>> BEGIN

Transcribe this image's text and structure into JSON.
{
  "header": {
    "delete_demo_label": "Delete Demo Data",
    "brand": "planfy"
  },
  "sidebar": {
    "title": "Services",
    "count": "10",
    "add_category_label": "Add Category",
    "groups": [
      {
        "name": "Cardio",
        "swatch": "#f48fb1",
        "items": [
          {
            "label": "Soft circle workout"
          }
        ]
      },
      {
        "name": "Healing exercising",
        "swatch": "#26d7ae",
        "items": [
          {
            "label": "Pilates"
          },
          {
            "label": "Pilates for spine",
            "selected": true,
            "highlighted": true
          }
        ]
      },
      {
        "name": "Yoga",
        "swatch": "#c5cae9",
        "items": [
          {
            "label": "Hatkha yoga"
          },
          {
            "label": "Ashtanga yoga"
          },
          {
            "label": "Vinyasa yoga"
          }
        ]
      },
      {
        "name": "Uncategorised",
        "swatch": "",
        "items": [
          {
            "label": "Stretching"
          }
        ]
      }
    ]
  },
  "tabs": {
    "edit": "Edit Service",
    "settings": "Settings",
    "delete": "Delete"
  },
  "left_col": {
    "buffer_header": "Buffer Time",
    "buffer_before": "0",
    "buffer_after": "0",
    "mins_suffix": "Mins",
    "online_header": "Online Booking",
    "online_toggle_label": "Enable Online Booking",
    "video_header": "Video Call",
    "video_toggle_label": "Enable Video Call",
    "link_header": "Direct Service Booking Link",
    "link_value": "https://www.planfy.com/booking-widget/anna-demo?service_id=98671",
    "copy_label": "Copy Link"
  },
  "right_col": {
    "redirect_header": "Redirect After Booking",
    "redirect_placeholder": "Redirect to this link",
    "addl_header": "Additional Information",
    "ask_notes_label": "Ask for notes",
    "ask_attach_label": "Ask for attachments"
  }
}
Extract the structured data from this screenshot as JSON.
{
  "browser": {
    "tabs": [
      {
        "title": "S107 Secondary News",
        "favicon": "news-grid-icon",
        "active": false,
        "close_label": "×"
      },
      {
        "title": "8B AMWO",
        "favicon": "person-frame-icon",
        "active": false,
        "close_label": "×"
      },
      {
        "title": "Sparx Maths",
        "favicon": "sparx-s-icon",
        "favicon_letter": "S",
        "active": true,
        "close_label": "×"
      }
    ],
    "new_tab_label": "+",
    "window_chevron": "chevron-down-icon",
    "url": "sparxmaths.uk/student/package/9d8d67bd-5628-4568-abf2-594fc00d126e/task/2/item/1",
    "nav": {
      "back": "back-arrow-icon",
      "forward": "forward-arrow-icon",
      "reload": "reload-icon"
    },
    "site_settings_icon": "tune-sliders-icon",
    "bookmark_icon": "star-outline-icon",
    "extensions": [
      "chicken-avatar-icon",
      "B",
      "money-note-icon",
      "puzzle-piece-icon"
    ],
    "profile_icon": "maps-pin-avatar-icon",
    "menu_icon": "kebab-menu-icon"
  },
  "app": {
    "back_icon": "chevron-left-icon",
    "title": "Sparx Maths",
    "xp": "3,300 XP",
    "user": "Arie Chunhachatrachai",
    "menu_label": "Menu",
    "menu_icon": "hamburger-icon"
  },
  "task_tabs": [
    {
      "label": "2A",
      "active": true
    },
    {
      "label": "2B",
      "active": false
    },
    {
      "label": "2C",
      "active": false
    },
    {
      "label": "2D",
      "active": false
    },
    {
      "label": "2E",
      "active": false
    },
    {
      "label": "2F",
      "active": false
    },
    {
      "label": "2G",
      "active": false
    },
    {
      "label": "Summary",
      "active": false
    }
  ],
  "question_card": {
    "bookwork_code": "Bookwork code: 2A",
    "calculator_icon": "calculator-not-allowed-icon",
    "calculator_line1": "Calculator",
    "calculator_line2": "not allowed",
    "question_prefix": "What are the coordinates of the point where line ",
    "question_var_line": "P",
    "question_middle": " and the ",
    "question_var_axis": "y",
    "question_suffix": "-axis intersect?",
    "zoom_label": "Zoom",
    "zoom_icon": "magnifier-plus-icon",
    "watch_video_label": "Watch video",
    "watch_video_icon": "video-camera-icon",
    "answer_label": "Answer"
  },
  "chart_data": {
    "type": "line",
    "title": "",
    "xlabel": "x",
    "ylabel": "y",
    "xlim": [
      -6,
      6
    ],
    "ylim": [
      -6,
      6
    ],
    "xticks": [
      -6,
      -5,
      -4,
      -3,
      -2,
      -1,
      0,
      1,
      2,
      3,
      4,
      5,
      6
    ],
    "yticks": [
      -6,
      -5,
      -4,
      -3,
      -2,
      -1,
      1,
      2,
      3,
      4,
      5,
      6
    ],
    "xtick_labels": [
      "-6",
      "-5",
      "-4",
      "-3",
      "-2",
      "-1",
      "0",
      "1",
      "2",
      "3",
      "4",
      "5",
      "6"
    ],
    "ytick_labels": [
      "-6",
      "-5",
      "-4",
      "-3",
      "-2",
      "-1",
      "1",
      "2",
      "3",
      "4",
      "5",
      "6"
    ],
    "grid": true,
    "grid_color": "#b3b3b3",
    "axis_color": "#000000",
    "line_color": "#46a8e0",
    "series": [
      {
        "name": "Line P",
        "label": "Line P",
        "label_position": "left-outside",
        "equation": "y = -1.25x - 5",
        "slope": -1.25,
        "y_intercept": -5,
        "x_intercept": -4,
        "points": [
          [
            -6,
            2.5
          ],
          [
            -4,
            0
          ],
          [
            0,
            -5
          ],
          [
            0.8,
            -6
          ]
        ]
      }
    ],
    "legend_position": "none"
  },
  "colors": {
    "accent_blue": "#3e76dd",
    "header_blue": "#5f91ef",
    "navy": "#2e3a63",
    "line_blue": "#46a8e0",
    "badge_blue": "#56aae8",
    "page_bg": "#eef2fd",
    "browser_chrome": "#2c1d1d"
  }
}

>> END

What you will do – Give back the whole listing, word for word.

Final result –
Transcribe this image's text and structure into JSON.
{
  "header": {
    "delete_demo_label": "Delete Demo Data",
    "brand": "planfy"
  },
  "sidebar": {
    "title": "Services",
    "count": "10",
    "add_category_label": "Add Category",
    "groups": [
      {
        "name": "Cardio",
        "swatch": "#f48fb1",
        "items": [
          {
            "label": "Soft circle workout"
          }
        ]
      },
      {
        "name": "Healing exercising",
        "swatch": "#26d7ae",
        "items": [
          {
            "label": "Pilates"
          },
          {
            "label": "Pilates for spine",
            "selected": true,
            "highlighted": true
          }
        ]
      },
      {
        "name": "Yoga",
        "swatch": "#c5cae9",
        "items": [
          {
            "label": "Hatkha yoga"
          },
          {
            "label": "Ashtanga yoga"
          },
          {
            "label": "Vinyasa yoga"
          }
        ]
      },
      {
        "name": "Uncategorised",
        "swatch": "",
        "items": [
          {
            "label": "Stretching"
          }
        ]
      }
    ]
  },
  "tabs": {
    "edit": "Edit Service",
    "settings": "Settings",
    "delete": "Delete"
  },
  "left_col": {
    "buffer_header": "Buffer Time",
    "buffer_before": "0",
    "buffer_after": "0",
    "mins_suffix": "Mins",
    "online_header": "Online Booking",
    "online_toggle_label": "Enable Online Booking",
    "video_header": "Video Call",
    "video_toggle_label": "Enable Video Call",
    "link_header": "Direct Service Booking Link",
    "link_value": "https://www.planfy.com/booking-widget/anna-demo?service_id=98671",
    "copy_label": "Copy Link"
  },
  "right_col": {
    "redirect_header": "Redirect After Booking",
    "redirect_placeholder": "Redirect to this link",
    "addl_header": "Additional Information",
    "ask_notes_label": "Ask for notes",
    "ask_attach_label": "Ask for attachments"
  }
}
Extract the structured data from this screenshot as JSON.
{
  "browser": {
    "tabs": [
      {
        "title": "S107 Secondary News",
        "favicon": "news-grid-icon",
        "active": false,
        "close_label": "×"
      },
      {
        "title": "8B AMWO",
        "favicon": "person-frame-icon",
        "active": false,
        "close_label": "×"
      },
      {
        "title": "Sparx Maths",
        "favicon": "sparx-s-icon",
        "favicon_letter": "S",
        "active": true,
        "close_label": "×"
      }
    ],
    "new_tab_label": "+",
    "window_chevron": "chevron-down-icon",
    "url": "sparxmaths.uk/student/package/9d8d67bd-5628-4568-abf2-594fc00d126e/task/2/item/1",
    "nav": {
      "back": "back-arrow-icon",
      "forward": "forward-arrow-icon",
      "reload": "reload-icon"
    },
    "site_settings_icon": "tune-sliders-icon",
    "bookmark_icon": "star-outline-icon",
    "extensions": [
      "chicken-avatar-icon",
      "B",
      "money-note-icon",
      "puzzle-piece-icon"
    ],
    "profile_icon": "maps-pin-avatar-icon",
    "menu_icon": "kebab-menu-icon"
  },
  "app": {
    "back_icon": "chevron-left-icon",
    "title": "Sparx Maths",
    "xp": "3,300 XP",
    "user": "Arie Chunhachatrachai",
    "menu_label": "Menu",
    "menu_icon": "hamburger-icon"
  },
  "task_tabs": [
    {
      "label": "2A",
      "active": true
    },
    {
      "label": "2B",
      "active": false
    },
    {
      "label": "2C",
      "active": false
    },
    {
      "label": "2D",
      "active": false
    },
    {
      "label": "2E",
      "active": false
    },
    {
      "label": "2F",
      "active": false
    },
    {
      "label": "2G",
      "active": false
    },
    {
      "label": "Summary",
      "active": false
    }
  ],
  "question_card": {
    "bookwork_code": "Bookwork code: 2A",
    "calculator_icon": "calculator-not-allowed-icon",
    "calculator_line1": "Calculator",
    "calculator_line2": "not allowed",
    "question_prefix": "What are the coordinates of the point where line ",
    "question_var_line": "P",
    "question_middle": " and the ",
    "question_var_axis": "y",
    "question_suffix": "-axis intersect?",
    "zoom_label": "Zoom",
    "zoom_icon": "magnifier-plus-icon",
    "watch_video_label": "Watch video",
    "watch_video_icon": "video-camera-icon",
    "answer_label": "Answer"
  },
  "chart_data": {
    "type": "line",
    "title": "",
    "xlabel": "x",
    "ylabel": "y",
    "xlim": [
      -6,
      6
    ],
    "ylim": [
      -6,
      6
    ],
    "xticks": [
      -6,
      -5,
      -4,
      -3,
      -2,
      -1,
      0,
      1,
      2,
      3,
      4,
      5,
      6
    ],
    "yticks": [
      -6,
      -5,
      -4,
      -3,
      -2,
      -1,
      1,
      2,
      3,
      4,
      5,
      6
    ],
    "xtick_labels": [
      "-6",
      "-5",
      "-4",
      "-3",
      "-2",
      "-1",
      "0",
      "1",
      "2",
      "3",
      "4",
      "5",
      "6"
    ],
    "ytick_labels": [
      "-6",
      "-5",
      "-4",
      "-3",
      "-2",
      "-1",
      "1",
      "2",
      "3",
      "4",
      "5",
      "6"
    ],
    "grid": true,
    "grid_color": "#b3b3b3",
    "axis_color": "#000000",
    "line_color": "#46a8e0",
    "series": [
      {
        "name": "Line P",
        "label": "Line P",
        "label_position": "left-outside",
        "equation": "y = -1.25x - 5",
        "slope": -1.25,
        "y_intercept": -5,
        "x_intercept": -4,
        "points": [
          [
            -6,
            2.5
          ],
          [
            -4,
            0
          ],
          [
            0,
            -5
          ],
          [
            0.8,
            -6
          ]
        ]
      }
    ],
    "legend_position": "none"
  },
  "colors": {
    "accent_blue": "#3e76dd",
    "header_blue": "#5f91ef",
    "navy": "#2e3a63",
    "line_blue": "#46a8e0",
    "badge_blue": "#56aae8",
    "page_bg": "#eef2fd",
    "browser_chrome": "#2c1d1d"
  }
}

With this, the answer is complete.